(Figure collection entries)
• • • •
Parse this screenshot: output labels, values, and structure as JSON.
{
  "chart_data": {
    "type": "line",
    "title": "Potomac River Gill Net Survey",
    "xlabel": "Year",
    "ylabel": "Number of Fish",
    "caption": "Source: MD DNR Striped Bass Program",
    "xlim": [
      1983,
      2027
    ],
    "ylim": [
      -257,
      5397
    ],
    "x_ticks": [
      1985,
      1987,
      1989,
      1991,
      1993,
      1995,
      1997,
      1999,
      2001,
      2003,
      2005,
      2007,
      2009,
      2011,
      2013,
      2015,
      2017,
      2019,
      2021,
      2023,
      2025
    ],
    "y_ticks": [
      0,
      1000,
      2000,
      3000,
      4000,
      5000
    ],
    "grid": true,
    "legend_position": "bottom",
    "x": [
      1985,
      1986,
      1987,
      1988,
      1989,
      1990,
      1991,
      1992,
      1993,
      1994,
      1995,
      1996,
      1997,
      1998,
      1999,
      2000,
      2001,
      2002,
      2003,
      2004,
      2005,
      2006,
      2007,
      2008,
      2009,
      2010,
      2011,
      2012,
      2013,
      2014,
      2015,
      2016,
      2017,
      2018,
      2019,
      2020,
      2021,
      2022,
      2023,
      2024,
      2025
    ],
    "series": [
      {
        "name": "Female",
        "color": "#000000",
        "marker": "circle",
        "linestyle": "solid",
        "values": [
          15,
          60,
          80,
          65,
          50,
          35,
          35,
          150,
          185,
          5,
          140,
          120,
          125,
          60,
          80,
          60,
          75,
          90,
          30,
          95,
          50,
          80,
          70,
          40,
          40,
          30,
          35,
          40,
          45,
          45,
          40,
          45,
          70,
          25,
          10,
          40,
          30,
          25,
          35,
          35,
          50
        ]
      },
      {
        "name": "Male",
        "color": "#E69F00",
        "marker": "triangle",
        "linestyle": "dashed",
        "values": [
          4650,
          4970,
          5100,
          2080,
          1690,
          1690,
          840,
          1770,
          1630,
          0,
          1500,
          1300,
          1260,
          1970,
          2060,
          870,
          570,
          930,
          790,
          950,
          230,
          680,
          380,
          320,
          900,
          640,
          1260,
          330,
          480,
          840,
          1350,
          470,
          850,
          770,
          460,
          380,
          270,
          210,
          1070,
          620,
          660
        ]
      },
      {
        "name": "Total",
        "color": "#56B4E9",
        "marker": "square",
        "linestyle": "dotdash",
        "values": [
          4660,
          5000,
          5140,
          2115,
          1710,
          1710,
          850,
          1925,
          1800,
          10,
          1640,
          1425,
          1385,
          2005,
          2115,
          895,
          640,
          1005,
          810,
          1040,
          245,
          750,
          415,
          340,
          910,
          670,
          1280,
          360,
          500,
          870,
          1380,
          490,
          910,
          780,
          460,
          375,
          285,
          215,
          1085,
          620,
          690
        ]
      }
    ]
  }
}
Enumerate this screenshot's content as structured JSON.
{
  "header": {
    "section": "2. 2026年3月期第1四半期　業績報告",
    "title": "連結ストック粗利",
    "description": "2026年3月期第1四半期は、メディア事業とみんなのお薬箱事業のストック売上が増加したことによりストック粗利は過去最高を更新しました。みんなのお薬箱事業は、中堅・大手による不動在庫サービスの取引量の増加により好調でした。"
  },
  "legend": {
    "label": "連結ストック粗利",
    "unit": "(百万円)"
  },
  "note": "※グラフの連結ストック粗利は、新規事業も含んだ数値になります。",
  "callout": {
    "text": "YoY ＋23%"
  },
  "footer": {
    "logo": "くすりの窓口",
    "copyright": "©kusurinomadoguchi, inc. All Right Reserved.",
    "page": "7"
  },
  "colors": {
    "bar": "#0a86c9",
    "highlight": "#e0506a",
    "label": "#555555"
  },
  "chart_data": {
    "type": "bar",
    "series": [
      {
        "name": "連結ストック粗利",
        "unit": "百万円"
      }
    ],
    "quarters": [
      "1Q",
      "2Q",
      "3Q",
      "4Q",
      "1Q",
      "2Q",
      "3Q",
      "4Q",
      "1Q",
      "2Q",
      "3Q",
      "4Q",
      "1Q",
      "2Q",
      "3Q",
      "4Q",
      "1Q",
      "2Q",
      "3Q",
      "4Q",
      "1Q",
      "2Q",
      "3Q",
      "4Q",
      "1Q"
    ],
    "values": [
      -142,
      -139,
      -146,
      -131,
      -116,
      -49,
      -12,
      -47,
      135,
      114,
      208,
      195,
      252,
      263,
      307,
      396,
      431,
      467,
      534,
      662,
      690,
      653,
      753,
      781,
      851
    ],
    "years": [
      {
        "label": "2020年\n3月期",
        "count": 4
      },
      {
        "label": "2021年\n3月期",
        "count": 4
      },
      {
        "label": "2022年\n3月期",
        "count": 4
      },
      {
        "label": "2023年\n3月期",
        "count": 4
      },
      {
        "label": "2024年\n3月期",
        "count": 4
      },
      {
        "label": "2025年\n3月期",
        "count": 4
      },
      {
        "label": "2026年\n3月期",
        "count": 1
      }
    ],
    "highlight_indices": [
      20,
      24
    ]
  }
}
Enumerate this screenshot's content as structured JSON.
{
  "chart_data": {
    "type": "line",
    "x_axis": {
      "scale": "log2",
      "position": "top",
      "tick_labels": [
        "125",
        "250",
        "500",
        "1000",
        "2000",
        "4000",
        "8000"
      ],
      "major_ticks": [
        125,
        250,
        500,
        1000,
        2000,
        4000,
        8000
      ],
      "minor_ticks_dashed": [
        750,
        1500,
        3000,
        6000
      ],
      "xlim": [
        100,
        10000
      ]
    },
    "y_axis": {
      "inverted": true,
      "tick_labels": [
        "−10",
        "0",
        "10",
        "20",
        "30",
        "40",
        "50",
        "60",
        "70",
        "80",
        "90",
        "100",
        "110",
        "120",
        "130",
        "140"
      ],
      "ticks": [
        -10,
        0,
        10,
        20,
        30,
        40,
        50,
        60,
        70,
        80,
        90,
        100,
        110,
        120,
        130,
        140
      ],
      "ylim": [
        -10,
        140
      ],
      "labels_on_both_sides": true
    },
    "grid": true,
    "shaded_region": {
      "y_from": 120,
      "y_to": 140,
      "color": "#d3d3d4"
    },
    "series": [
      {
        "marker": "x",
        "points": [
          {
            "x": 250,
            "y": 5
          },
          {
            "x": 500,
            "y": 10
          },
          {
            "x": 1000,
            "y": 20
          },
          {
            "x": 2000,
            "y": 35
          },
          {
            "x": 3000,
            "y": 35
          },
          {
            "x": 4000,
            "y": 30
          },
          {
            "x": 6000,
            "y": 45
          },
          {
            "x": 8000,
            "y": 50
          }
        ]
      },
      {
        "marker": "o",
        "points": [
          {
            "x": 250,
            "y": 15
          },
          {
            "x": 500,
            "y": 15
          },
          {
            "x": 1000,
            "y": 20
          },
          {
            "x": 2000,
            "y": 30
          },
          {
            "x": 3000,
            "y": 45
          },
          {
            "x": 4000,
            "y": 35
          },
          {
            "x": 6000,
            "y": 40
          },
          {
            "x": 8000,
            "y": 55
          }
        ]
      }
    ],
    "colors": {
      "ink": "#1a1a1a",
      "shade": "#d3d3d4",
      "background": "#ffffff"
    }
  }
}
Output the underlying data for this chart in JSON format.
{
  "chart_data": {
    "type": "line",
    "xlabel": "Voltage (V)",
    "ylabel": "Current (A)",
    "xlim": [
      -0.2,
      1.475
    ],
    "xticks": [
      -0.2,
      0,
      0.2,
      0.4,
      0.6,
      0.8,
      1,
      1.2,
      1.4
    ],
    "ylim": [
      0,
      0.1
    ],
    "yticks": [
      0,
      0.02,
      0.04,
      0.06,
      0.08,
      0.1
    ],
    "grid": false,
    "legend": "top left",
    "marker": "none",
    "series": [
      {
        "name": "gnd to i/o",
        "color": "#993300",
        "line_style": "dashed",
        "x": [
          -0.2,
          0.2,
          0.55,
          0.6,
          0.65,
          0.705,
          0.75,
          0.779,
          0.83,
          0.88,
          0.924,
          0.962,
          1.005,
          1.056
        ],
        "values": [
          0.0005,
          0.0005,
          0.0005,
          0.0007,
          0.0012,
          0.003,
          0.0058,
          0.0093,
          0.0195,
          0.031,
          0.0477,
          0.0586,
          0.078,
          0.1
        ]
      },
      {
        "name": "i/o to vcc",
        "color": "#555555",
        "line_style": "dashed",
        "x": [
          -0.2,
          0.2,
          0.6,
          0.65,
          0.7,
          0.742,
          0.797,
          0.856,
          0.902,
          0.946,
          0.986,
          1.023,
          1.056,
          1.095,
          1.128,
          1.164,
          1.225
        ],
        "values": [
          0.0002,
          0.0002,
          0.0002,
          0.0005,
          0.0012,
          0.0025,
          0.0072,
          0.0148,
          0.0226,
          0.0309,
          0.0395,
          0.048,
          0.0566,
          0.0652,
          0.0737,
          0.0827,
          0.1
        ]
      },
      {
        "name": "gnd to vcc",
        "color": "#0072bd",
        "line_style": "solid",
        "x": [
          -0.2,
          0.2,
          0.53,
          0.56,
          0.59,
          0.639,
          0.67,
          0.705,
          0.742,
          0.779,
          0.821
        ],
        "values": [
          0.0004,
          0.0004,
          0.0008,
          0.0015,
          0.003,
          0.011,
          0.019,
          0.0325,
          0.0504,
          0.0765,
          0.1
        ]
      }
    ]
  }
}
• • • •
Which lines above hold the word "title"? Copy each of them.

Result of the exercise:
    "title": "Potomac River Gill Net Survey",
    "title": "連結ストック粗利",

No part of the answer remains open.